WHAT TO DO
Copy the data precisely, character for character, and leave out every picture.

-- START OF DATA RECORDS --

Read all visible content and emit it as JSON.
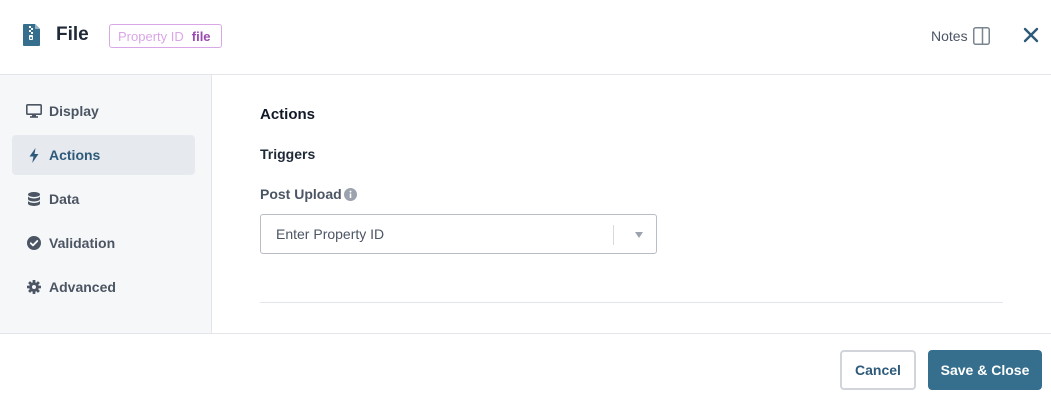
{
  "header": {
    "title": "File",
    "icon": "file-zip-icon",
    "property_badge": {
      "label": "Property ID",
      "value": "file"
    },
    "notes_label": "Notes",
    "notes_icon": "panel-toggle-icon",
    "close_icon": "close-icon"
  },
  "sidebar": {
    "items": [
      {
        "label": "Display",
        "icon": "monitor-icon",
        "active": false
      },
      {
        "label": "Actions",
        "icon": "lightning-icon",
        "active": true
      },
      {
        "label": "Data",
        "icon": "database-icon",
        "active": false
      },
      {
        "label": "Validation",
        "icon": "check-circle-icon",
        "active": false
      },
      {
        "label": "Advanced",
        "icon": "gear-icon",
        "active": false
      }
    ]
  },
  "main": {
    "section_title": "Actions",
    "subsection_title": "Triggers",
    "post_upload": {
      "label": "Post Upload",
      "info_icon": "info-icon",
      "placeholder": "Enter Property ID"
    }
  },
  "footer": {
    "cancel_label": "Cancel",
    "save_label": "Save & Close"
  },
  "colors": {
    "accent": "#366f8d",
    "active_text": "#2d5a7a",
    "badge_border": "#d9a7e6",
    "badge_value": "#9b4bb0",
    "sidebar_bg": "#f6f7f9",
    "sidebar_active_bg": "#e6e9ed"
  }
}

-- END OF DATA RECORDS --

ANSWER TO THIS TASK
Read all visible content and emit it as JSON.
{
  "header": {
    "title": "File",
    "icon": "file-zip-icon",
    "property_badge": {
      "label": "Property ID",
      "value": "file"
    },
    "notes_label": "Notes",
    "notes_icon": "panel-toggle-icon",
    "close_icon": "close-icon"
  },
  "sidebar": {
    "items": [
      {
        "label": "Display",
        "icon": "monitor-icon",
        "active": false
      },
      {
        "label": "Actions",
        "icon": "lightning-icon",
        "active": true
      },
      {
        "label": "Data",
        "icon": "database-icon",
        "active": false
      },
      {
        "label": "Validation",
        "icon": "check-circle-icon",
        "active": false
      },
      {
        "label": "Advanced",
        "icon": "gear-icon",
        "active": false
      }
    ]
  },
  "main": {
    "section_title": "Actions",
    "subsection_title": "Triggers",
    "post_upload": {
      "label": "Post Upload",
      "info_icon": "info-icon",
      "placeholder": "Enter Property ID"
    }
  },
  "footer": {
    "cancel_label": "Cancel",
    "save_label": "Save & Close"
  },
  "colors": {
    "accent": "#366f8d",
    "active_text": "#2d5a7a",
    "badge_border": "#d9a7e6",
    "badge_value": "#9b4bb0",
    "sidebar_bg": "#f6f7f9",
    "sidebar_active_bg": "#e6e9ed"
  }
}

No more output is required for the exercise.